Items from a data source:
## BEGIN

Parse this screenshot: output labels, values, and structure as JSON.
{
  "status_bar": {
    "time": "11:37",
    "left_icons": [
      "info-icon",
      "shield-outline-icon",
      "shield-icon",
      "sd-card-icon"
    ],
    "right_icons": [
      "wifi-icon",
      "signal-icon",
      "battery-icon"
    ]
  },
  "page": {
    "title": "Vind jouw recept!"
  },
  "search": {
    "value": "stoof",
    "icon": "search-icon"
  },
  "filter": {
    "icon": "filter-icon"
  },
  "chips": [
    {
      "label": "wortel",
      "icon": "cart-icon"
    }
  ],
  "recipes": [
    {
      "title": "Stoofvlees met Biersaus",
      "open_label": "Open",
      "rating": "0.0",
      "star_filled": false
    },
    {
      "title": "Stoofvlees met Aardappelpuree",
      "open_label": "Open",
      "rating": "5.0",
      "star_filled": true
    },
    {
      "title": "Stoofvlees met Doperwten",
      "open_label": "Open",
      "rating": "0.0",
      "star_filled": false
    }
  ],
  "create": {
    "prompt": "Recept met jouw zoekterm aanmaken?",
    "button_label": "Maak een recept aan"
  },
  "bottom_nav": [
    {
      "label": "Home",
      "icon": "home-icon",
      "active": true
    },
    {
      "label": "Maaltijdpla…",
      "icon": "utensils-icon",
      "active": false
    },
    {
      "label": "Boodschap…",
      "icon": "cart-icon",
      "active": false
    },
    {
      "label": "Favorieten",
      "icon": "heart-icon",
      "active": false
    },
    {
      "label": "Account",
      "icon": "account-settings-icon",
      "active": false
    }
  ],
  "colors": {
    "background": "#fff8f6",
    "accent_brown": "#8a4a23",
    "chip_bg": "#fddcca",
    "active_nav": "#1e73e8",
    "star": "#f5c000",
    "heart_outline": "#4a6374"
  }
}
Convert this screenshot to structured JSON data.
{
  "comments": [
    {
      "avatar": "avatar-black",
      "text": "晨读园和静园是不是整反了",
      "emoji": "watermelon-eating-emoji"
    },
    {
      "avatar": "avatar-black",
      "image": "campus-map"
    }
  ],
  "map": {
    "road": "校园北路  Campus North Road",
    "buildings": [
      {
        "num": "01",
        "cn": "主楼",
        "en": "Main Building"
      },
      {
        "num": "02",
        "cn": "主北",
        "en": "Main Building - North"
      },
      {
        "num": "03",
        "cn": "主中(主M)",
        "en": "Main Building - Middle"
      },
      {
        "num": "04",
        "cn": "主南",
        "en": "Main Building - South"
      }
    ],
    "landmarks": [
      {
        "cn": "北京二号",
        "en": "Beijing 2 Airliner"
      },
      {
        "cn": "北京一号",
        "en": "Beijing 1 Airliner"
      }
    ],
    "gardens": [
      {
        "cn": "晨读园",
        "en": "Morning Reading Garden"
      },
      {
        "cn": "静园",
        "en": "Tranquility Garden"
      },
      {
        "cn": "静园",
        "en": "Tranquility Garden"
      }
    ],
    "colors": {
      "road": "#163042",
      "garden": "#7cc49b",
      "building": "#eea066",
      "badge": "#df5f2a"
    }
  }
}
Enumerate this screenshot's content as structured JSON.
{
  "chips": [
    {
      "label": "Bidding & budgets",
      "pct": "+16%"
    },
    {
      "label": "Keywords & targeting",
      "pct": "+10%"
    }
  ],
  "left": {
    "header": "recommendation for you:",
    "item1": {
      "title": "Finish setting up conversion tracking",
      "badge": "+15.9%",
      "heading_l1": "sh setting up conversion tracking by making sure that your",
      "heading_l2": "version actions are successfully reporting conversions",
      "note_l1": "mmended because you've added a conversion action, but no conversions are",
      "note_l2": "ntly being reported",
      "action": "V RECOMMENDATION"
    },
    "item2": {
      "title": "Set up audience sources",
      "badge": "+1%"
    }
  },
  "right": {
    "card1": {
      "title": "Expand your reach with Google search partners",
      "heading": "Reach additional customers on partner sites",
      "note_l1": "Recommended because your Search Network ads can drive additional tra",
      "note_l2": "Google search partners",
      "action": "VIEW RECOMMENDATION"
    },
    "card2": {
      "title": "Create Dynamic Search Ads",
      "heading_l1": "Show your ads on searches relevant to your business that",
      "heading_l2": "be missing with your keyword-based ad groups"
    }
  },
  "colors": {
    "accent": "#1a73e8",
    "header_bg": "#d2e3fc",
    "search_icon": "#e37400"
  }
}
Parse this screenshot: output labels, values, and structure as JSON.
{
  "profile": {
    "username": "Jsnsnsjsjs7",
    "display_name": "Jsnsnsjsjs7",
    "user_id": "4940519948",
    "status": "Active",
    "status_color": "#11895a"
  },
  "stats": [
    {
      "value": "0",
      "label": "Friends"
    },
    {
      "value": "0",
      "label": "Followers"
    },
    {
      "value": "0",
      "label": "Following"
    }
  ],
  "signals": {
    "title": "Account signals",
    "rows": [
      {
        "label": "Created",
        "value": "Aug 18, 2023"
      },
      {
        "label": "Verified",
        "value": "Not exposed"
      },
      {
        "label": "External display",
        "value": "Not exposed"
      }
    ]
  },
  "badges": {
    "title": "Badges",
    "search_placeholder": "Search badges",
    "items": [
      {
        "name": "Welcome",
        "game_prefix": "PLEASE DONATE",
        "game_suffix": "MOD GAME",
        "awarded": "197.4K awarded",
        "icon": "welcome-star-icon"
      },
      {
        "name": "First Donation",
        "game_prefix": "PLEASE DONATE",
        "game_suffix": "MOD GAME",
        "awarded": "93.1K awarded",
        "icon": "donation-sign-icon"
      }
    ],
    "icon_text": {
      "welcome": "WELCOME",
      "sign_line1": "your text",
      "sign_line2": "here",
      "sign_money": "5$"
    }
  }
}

## END

• _WHAT IS ASKED_
Within the material above, find the lines that contain the word "screenshot"; copy them.

• _OUTPUT BELOW_
Parse this screenshot: output labels, values, and structure as JSON.
Convert this screenshot to structured JSON data.
Enumerate this screenshot's content as structured JSON.
Parse this screenshot: output labels, values, and structure as JSON.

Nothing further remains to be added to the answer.